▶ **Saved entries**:
-=-=-=-=-

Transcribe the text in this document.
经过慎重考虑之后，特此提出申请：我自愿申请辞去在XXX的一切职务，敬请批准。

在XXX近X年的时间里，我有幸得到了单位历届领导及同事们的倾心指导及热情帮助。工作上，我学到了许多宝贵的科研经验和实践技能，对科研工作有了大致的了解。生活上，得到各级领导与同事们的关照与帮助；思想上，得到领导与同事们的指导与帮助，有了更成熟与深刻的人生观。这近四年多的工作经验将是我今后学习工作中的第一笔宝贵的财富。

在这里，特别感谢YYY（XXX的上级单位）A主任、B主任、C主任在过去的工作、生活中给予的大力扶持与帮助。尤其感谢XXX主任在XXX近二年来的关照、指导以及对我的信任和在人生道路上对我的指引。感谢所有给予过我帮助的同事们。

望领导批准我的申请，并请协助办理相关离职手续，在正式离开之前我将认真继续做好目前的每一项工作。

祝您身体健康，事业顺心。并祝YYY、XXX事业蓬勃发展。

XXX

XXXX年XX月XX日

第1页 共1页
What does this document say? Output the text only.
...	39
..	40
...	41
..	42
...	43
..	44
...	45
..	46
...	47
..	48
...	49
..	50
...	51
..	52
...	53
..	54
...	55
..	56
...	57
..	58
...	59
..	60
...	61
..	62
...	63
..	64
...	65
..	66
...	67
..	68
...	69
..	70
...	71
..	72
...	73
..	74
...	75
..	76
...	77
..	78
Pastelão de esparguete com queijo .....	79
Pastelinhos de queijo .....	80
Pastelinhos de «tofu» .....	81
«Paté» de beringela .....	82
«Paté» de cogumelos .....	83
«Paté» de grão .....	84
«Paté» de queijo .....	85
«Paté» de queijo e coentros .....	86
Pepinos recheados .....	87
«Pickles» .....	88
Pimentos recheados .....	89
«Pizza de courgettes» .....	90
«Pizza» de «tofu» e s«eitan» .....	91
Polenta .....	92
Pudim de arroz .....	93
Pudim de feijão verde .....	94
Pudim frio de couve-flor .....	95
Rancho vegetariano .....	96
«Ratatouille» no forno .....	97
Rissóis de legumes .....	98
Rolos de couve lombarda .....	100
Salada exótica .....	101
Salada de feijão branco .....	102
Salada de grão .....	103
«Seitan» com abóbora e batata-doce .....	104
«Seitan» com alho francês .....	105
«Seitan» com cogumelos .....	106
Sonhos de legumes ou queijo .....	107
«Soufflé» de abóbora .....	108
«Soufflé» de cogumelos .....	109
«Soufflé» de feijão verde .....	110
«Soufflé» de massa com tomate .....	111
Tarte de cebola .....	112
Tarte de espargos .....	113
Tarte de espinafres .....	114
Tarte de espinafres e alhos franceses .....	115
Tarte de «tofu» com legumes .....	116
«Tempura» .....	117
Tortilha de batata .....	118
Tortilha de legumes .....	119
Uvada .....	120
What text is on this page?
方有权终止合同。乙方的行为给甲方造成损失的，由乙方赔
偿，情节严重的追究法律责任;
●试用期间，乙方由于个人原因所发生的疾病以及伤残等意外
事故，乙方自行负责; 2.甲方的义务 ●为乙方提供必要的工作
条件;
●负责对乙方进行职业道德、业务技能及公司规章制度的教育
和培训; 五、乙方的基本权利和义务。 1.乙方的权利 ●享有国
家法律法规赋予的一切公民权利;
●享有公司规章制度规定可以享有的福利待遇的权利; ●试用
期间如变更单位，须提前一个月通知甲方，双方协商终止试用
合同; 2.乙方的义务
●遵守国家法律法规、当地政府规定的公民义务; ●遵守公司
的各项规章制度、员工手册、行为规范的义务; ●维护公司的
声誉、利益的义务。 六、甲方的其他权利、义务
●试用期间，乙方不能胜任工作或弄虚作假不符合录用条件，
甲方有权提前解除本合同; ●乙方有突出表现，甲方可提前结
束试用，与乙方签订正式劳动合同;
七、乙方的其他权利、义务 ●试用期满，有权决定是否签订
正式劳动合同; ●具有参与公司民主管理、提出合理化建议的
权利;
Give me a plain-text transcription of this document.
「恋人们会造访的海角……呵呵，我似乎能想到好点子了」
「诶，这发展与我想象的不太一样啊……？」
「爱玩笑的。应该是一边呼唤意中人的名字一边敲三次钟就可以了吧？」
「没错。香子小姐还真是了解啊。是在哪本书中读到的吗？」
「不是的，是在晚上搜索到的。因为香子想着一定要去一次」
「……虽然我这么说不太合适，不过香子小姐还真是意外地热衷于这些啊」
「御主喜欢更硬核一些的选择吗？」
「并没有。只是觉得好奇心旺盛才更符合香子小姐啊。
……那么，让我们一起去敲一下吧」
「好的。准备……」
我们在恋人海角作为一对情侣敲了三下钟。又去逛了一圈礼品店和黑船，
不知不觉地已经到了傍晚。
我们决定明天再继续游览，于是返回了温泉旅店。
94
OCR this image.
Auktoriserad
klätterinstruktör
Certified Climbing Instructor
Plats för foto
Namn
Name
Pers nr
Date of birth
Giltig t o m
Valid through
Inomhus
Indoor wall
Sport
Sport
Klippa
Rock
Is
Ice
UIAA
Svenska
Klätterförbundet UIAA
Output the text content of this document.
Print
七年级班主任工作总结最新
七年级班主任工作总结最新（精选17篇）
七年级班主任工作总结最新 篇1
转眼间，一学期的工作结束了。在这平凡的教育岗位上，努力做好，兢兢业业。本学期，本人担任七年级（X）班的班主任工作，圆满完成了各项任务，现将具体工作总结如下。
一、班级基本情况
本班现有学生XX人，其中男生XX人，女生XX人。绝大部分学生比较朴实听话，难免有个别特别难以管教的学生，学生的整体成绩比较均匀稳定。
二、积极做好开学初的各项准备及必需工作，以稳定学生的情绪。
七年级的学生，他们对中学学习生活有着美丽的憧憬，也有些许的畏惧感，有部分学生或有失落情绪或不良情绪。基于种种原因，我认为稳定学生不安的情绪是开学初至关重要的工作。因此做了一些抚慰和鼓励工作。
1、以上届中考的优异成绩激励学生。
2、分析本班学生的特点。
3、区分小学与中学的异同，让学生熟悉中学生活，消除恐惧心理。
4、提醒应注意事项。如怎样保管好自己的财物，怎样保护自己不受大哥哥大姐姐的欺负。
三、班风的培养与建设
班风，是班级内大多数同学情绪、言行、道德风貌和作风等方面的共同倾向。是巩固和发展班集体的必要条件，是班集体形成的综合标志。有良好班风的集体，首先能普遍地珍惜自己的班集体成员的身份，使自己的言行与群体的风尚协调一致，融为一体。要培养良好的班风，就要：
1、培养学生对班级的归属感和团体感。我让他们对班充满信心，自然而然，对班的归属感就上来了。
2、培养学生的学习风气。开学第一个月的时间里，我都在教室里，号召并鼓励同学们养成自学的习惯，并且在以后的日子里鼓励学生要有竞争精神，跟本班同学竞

-=-=-=-=-

▶ **PROMPT**: Where a line holds "What", copy that line.

▶ **ANSWER TO THE PROBLEM**:
What does this document say? Output the text only.
What text is on this page?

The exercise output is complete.